Written instruction:
Write out the whole listing word for word.

--- Exercise input ---

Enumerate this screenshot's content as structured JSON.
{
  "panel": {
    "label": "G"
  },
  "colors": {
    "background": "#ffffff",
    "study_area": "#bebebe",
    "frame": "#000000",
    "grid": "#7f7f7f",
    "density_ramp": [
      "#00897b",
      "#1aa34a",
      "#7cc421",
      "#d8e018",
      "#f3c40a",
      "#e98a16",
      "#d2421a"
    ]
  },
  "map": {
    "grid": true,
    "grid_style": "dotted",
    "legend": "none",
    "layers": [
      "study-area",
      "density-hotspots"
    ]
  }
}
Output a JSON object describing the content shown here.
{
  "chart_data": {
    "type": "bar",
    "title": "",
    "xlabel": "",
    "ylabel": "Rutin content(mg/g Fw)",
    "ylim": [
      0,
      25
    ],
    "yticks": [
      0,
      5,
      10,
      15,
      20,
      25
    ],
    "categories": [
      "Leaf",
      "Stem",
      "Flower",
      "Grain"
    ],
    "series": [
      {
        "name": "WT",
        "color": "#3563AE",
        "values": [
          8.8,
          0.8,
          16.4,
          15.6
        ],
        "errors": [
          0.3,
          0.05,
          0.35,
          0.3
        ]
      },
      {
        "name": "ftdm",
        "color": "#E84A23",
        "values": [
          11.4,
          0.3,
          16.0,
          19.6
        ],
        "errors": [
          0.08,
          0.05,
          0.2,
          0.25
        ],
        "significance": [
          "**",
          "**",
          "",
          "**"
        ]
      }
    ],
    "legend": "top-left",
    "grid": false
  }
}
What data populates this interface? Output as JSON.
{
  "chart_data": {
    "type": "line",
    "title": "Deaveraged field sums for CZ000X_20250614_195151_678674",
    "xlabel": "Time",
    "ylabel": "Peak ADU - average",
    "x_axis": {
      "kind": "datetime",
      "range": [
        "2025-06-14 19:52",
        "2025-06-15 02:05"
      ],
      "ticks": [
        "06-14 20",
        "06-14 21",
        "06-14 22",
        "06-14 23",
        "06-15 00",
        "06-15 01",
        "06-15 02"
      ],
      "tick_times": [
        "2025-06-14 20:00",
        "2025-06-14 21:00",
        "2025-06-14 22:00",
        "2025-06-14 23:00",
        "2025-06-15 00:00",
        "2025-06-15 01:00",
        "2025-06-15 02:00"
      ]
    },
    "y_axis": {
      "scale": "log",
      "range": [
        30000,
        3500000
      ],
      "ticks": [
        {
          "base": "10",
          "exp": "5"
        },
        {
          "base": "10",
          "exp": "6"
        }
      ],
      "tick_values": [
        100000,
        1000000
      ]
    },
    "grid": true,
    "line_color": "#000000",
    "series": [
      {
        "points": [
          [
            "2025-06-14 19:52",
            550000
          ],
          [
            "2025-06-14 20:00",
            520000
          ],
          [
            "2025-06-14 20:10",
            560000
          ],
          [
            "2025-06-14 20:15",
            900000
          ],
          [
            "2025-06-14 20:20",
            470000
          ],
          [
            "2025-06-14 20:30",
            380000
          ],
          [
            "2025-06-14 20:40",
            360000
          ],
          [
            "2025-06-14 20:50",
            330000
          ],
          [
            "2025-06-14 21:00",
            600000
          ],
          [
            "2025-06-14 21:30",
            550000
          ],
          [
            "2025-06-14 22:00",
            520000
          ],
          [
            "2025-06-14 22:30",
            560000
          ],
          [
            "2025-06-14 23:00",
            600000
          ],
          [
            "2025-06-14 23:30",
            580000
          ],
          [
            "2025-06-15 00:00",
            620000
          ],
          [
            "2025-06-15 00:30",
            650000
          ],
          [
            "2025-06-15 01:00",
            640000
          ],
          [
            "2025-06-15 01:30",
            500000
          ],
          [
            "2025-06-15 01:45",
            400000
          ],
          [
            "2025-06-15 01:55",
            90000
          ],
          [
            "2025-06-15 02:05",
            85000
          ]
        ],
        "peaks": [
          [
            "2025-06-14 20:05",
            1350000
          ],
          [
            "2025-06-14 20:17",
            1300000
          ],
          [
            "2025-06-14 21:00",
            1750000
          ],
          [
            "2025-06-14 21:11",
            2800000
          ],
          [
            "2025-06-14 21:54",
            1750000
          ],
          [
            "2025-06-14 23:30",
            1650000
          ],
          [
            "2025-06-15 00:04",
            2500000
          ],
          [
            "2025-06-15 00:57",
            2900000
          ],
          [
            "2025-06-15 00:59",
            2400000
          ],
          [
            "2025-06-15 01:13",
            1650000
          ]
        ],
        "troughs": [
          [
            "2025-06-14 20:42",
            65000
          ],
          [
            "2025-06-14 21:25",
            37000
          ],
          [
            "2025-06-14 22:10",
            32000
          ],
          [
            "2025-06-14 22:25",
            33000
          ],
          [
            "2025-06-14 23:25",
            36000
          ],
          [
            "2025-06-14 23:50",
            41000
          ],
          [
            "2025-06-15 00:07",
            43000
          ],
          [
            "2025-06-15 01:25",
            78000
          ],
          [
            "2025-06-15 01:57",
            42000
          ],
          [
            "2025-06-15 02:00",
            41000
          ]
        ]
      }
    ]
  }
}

---

Response to the task:
Enumerate this screenshot's content as structured JSON.
{
  "panel": {
    "label": "G"
  },
  "colors": {
    "background": "#ffffff",
    "study_area": "#bebebe",
    "frame": "#000000",
    "grid": "#7f7f7f",
    "density_ramp": [
      "#00897b",
      "#1aa34a",
      "#7cc421",
      "#d8e018",
      "#f3c40a",
      "#e98a16",
      "#d2421a"
    ]
  },
  "map": {
    "grid": true,
    "grid_style": "dotted",
    "legend": "none",
    "layers": [
      "study-area",
      "density-hotspots"
    ]
  }
}
Output a JSON object describing the content shown here.
{
  "chart_data": {
    "type": "bar",
    "title": "",
    "xlabel": "",
    "ylabel": "Rutin content(mg/g Fw)",
    "ylim": [
      0,
      25
    ],
    "yticks": [
      0,
      5,
      10,
      15,
      20,
      25
    ],
    "categories": [
      "Leaf",
      "Stem",
      "Flower",
      "Grain"
    ],
    "series": [
      {
        "name": "WT",
        "color": "#3563AE",
        "values": [
          8.8,
          0.8,
          16.4,
          15.6
        ],
        "errors": [
          0.3,
          0.05,
          0.35,
          0.3
        ]
      },
      {
        "name": "ftdm",
        "color": "#E84A23",
        "values": [
          11.4,
          0.3,
          16.0,
          19.6
        ],
        "errors": [
          0.08,
          0.05,
          0.2,
          0.25
        ],
        "significance": [
          "**",
          "**",
          "",
          "**"
        ]
      }
    ],
    "legend": "top-left",
    "grid": false
  }
}
What data populates this interface? Output as JSON.
{
  "chart_data": {
    "type": "line",
    "title": "Deaveraged field sums for CZ000X_20250614_195151_678674",
    "xlabel": "Time",
    "ylabel": "Peak ADU - average",
    "x_axis": {
      "kind": "datetime",
      "range": [
        "2025-06-14 19:52",
        "2025-06-15 02:05"
      ],
      "ticks": [
        "06-14 20",
        "06-14 21",
        "06-14 22",
        "06-14 23",
        "06-15 00",
        "06-15 01",
        "06-15 02"
      ],
      "tick_times": [
        "2025-06-14 20:00",
        "2025-06-14 21:00",
        "2025-06-14 22:00",
        "2025-06-14 23:00",
        "2025-06-15 00:00",
        "2025-06-15 01:00",
        "2025-06-15 02:00"
      ]
    },
    "y_axis": {
      "scale": "log",
      "range": [
        30000,
        3500000
      ],
      "ticks": [
        {
          "base": "10",
          "exp": "5"
        },
        {
          "base": "10",
          "exp": "6"
        }
      ],
      "tick_values": [
        100000,
        1000000
      ]
    },
    "grid": true,
    "line_color": "#000000",
    "series": [
      {
        "points": [
          [
            "2025-06-14 19:52",
            550000
          ],
          [
            "2025-06-14 20:00",
            520000
          ],
          [
            "2025-06-14 20:10",
            560000
          ],
          [
            "2025-06-14 20:15",
            900000
          ],
          [
            "2025-06-14 20:20",
            470000
          ],
          [
            "2025-06-14 20:30",
            380000
          ],
          [
            "2025-06-14 20:40",
            360000
          ],
          [
            "2025-06-14 20:50",
            330000
          ],
          [
            "2025-06-14 21:00",
            600000
          ],
          [
            "2025-06-14 21:30",
            550000
          ],
          [
            "2025-06-14 22:00",
            520000
          ],
          [
            "2025-06-14 22:30",
            560000
          ],
          [
            "2025-06-14 23:00",
            600000
          ],
          [
            "2025-06-14 23:30",
            580000
          ],
          [
            "2025-06-15 00:00",
            620000
          ],
          [
            "2025-06-15 00:30",
            650000
          ],
          [
            "2025-06-15 01:00",
            640000
          ],
          [
            "2025-06-15 01:30",
            500000
          ],
          [
            "2025-06-15 01:45",
            400000
          ],
          [
            "2025-06-15 01:55",
            90000
          ],
          [
            "2025-06-15 02:05",
            85000
          ]
        ],
        "peaks": [
          [
            "2025-06-14 20:05",
            1350000
          ],
          [
            "2025-06-14 20:17",
            1300000
          ],
          [
            "2025-06-14 21:00",
            1750000
          ],
          [
            "2025-06-14 21:11",
            2800000
          ],
          [
            "2025-06-14 21:54",
            1750000
          ],
          [
            "2025-06-14 23:30",
            1650000
          ],
          [
            "2025-06-15 00:04",
            2500000
          ],
          [
            "2025-06-15 00:57",
            2900000
          ],
          [
            "2025-06-15 00:59",
            2400000
          ],
          [
            "2025-06-15 01:13",
            1650000
          ]
        ],
        "troughs": [
          [
            "2025-06-14 20:42",
            65000
          ],
          [
            "2025-06-14 21:25",
            37000
          ],
          [
            "2025-06-14 22:10",
            32000
          ],
          [
            "2025-06-14 22:25",
            33000
          ],
          [
            "2025-06-14 23:25",
            36000
          ],
          [
            "2025-06-14 23:50",
            41000
          ],
          [
            "2025-06-15 00:07",
            43000
          ],
          [
            "2025-06-15 01:25",
            78000
          ],
          [
            "2025-06-15 01:57",
            42000
          ],
          [
            "2025-06-15 02:00",
            41000
          ]
        ]
      }
    ]
  }
}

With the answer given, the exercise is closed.